- _Items from a data source_:
************

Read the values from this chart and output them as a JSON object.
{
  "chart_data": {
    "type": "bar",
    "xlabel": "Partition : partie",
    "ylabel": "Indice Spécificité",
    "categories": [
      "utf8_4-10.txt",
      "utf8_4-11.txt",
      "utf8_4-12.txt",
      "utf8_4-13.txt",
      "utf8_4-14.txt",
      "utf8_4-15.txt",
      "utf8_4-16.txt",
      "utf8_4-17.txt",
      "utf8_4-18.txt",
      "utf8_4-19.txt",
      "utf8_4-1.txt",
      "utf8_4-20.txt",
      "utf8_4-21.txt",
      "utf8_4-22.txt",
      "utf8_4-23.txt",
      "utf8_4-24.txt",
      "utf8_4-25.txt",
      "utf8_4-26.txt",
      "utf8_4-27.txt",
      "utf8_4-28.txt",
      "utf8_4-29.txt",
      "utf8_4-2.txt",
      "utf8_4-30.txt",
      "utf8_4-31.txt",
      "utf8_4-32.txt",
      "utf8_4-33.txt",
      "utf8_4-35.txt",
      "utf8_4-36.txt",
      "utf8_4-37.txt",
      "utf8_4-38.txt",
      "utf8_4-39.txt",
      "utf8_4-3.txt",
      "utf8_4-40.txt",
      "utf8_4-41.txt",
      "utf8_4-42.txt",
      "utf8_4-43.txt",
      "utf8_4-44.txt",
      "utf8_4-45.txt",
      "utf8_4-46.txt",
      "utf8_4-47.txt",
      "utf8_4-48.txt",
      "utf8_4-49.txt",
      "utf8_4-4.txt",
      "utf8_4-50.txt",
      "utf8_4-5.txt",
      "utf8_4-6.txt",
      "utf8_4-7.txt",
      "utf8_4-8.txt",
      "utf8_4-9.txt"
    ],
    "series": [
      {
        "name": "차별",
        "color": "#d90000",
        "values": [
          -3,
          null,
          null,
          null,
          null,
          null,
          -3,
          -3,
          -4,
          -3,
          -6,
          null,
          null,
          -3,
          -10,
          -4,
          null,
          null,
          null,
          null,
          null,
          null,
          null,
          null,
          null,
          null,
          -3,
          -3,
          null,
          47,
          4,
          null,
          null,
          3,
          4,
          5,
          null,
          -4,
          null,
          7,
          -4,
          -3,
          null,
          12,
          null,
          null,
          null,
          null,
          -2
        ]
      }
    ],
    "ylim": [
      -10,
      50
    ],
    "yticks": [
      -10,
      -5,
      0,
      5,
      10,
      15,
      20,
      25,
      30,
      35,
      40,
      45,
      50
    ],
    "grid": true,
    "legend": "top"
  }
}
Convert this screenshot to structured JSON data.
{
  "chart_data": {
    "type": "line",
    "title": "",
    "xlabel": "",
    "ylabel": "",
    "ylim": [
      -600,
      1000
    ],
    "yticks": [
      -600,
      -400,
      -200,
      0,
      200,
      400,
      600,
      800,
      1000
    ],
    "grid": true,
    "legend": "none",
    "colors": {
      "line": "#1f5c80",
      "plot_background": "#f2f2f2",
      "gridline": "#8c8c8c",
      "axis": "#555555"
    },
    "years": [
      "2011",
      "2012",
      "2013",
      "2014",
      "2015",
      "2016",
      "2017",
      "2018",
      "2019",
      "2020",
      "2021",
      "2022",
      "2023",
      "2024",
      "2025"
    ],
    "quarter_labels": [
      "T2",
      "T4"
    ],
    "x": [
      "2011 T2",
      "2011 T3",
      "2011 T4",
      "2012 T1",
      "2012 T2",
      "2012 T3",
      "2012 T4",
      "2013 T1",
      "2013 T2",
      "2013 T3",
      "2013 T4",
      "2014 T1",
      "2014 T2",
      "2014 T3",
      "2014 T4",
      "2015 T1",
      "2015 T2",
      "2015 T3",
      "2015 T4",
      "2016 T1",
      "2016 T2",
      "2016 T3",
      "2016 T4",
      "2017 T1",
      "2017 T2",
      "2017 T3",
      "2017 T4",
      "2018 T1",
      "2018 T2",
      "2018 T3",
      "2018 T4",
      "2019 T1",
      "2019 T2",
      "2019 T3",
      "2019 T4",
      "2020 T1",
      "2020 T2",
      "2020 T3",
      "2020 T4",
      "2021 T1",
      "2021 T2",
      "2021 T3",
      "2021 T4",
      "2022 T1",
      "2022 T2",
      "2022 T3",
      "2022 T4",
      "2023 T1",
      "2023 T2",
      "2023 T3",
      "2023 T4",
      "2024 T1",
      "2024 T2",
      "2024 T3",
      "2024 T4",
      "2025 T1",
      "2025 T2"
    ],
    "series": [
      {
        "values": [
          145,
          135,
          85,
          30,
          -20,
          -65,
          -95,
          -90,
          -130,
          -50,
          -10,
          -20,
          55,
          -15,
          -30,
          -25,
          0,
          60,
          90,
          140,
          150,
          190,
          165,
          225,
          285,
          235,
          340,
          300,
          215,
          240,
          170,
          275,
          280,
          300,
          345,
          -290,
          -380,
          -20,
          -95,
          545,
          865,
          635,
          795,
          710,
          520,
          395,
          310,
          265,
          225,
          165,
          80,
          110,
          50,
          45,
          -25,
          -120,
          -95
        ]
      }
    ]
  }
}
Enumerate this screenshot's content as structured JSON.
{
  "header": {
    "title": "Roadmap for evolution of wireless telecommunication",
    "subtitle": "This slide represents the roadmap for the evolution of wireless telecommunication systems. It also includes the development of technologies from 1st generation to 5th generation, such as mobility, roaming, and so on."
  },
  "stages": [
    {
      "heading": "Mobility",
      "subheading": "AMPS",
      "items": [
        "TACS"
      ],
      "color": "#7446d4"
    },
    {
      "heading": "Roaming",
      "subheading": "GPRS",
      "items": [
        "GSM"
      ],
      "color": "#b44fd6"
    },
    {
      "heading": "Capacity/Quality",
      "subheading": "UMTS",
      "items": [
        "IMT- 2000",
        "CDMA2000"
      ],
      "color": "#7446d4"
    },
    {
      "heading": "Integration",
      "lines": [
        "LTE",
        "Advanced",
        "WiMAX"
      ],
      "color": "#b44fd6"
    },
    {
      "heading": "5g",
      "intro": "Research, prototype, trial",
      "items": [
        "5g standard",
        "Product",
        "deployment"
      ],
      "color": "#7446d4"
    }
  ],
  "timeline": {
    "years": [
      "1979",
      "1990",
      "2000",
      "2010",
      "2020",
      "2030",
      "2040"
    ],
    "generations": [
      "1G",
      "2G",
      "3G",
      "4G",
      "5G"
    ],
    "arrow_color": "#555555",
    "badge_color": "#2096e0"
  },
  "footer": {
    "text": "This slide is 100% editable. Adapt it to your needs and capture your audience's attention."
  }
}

************

- _WHAT IS NEEDED_:
Reproduce every line of the material above exactly.

- _ANSWER_:
Read the values from this chart and output them as a JSON object.
{
  "chart_data": {
    "type": "bar",
    "xlabel": "Partition : partie",
    "ylabel": "Indice Spécificité",
    "categories": [
      "utf8_4-10.txt",
      "utf8_4-11.txt",
      "utf8_4-12.txt",
      "utf8_4-13.txt",
      "utf8_4-14.txt",
      "utf8_4-15.txt",
      "utf8_4-16.txt",
      "utf8_4-17.txt",
      "utf8_4-18.txt",
      "utf8_4-19.txt",
      "utf8_4-1.txt",
      "utf8_4-20.txt",
      "utf8_4-21.txt",
      "utf8_4-22.txt",
      "utf8_4-23.txt",
      "utf8_4-24.txt",
      "utf8_4-25.txt",
      "utf8_4-26.txt",
      "utf8_4-27.txt",
      "utf8_4-28.txt",
      "utf8_4-29.txt",
      "utf8_4-2.txt",
      "utf8_4-30.txt",
      "utf8_4-31.txt",
      "utf8_4-32.txt",
      "utf8_4-33.txt",
      "utf8_4-35.txt",
      "utf8_4-36.txt",
      "utf8_4-37.txt",
      "utf8_4-38.txt",
      "utf8_4-39.txt",
      "utf8_4-3.txt",
      "utf8_4-40.txt",
      "utf8_4-41.txt",
      "utf8_4-42.txt",
      "utf8_4-43.txt",
      "utf8_4-44.txt",
      "utf8_4-45.txt",
      "utf8_4-46.txt",
      "utf8_4-47.txt",
      "utf8_4-48.txt",
      "utf8_4-49.txt",
      "utf8_4-4.txt",
      "utf8_4-50.txt",
      "utf8_4-5.txt",
      "utf8_4-6.txt",
      "utf8_4-7.txt",
      "utf8_4-8.txt",
      "utf8_4-9.txt"
    ],
    "series": [
      {
        "name": "차별",
        "color": "#d90000",
        "values": [
          -3,
          null,
          null,
          null,
          null,
          null,
          -3,
          -3,
          -4,
          -3,
          -6,
          null,
          null,
          -3,
          -10,
          -4,
          null,
          null,
          null,
          null,
          null,
          null,
          null,
          null,
          null,
          null,
          -3,
          -3,
          null,
          47,
          4,
          null,
          null,
          3,
          4,
          5,
          null,
          -4,
          null,
          7,
          -4,
          -3,
          null,
          12,
          null,
          null,
          null,
          null,
          -2
        ]
      }
    ],
    "ylim": [
      -10,
      50
    ],
    "yticks": [
      -10,
      -5,
      0,
      5,
      10,
      15,
      20,
      25,
      30,
      35,
      40,
      45,
      50
    ],
    "grid": true,
    "legend": "top"
  }
}
Convert this screenshot to structured JSON data.
{
  "chart_data": {
    "type": "line",
    "title": "",
    "xlabel": "",
    "ylabel": "",
    "ylim": [
      -600,
      1000
    ],
    "yticks": [
      -600,
      -400,
      -200,
      0,
      200,
      400,
      600,
      800,
      1000
    ],
    "grid": true,
    "legend": "none",
    "colors": {
      "line": "#1f5c80",
      "plot_background": "#f2f2f2",
      "gridline": "#8c8c8c",
      "axis": "#555555"
    },
    "years": [
      "2011",
      "2012",
      "2013",
      "2014",
      "2015",
      "2016",
      "2017",
      "2018",
      "2019",
      "2020",
      "2021",
      "2022",
      "2023",
      "2024",
      "2025"
    ],
    "quarter_labels": [
      "T2",
      "T4"
    ],
    "x": [
      "2011 T2",
      "2011 T3",
      "2011 T4",
      "2012 T1",
      "2012 T2",
      "2012 T3",
      "2012 T4",
      "2013 T1",
      "2013 T2",
      "2013 T3",
      "2013 T4",
      "2014 T1",
      "2014 T2",
      "2014 T3",
      "2014 T4",
      "2015 T1",
      "2015 T2",
      "2015 T3",
      "2015 T4",
      "2016 T1",
      "2016 T2",
      "2016 T3",
      "2016 T4",
      "2017 T1",
      "2017 T2",
      "2017 T3",
      "2017 T4",
      "2018 T1",
      "2018 T2",
      "2018 T3",
      "2018 T4",
      "2019 T1",
      "2019 T2",
      "2019 T3",
      "2019 T4",
      "2020 T1",
      "2020 T2",
      "2020 T3",
      "2020 T4",
      "2021 T1",
      "2021 T2",
      "2021 T3",
      "2021 T4",
      "2022 T1",
      "2022 T2",
      "2022 T3",
      "2022 T4",
      "2023 T1",
      "2023 T2",
      "2023 T3",
      "2023 T4",
      "2024 T1",
      "2024 T2",
      "2024 T3",
      "2024 T4",
      "2025 T1",
      "2025 T2"
    ],
    "series": [
      {
        "values": [
          145,
          135,
          85,
          30,
          -20,
          -65,
          -95,
          -90,
          -130,
          -50,
          -10,
          -20,
          55,
          -15,
          -30,
          -25,
          0,
          60,
          90,
          140,
          150,
          190,
          165,
          225,
          285,
          235,
          340,
          300,
          215,
          240,
          170,
          275,
          280,
          300,
          345,
          -290,
          -380,
          -20,
          -95,
          545,
          865,
          635,
          795,
          710,
          520,
          395,
          310,
          265,
          225,
          165,
          80,
          110,
          50,
          45,
          -25,
          -120,
          -95
        ]
      }
    ]
  }
}
Enumerate this screenshot's content as structured JSON.
{
  "header": {
    "title": "Roadmap for evolution of wireless telecommunication",
    "subtitle": "This slide represents the roadmap for the evolution of wireless telecommunication systems. It also includes the development of technologies from 1st generation to 5th generation, such as mobility, roaming, and so on."
  },
  "stages": [
    {
      "heading": "Mobility",
      "subheading": "AMPS",
      "items": [
        "TACS"
      ],
      "color": "#7446d4"
    },
    {
      "heading": "Roaming",
      "subheading": "GPRS",
      "items": [
        "GSM"
      ],
      "color": "#b44fd6"
    },
    {
      "heading": "Capacity/Quality",
      "subheading": "UMTS",
      "items": [
        "IMT- 2000",
        "CDMA2000"
      ],
      "color": "#7446d4"
    },
    {
      "heading": "Integration",
      "lines": [
        "LTE",
        "Advanced",
        "WiMAX"
      ],
      "color": "#b44fd6"
    },
    {
      "heading": "5g",
      "intro": "Research, prototype, trial",
      "items": [
        "5g standard",
        "Product",
        "deployment"
      ],
      "color": "#7446d4"
    }
  ],
  "timeline": {
    "years": [
      "1979",
      "1990",
      "2000",
      "2010",
      "2020",
      "2030",
      "2040"
    ],
    "generations": [
      "1G",
      "2G",
      "3G",
      "4G",
      "5G"
    ],
    "arrow_color": "#555555",
    "badge_color": "#2096e0"
  },
  "footer": {
    "text": "This slide is 100% editable. Adapt it to your needs and capture your audience's attention."
  }
}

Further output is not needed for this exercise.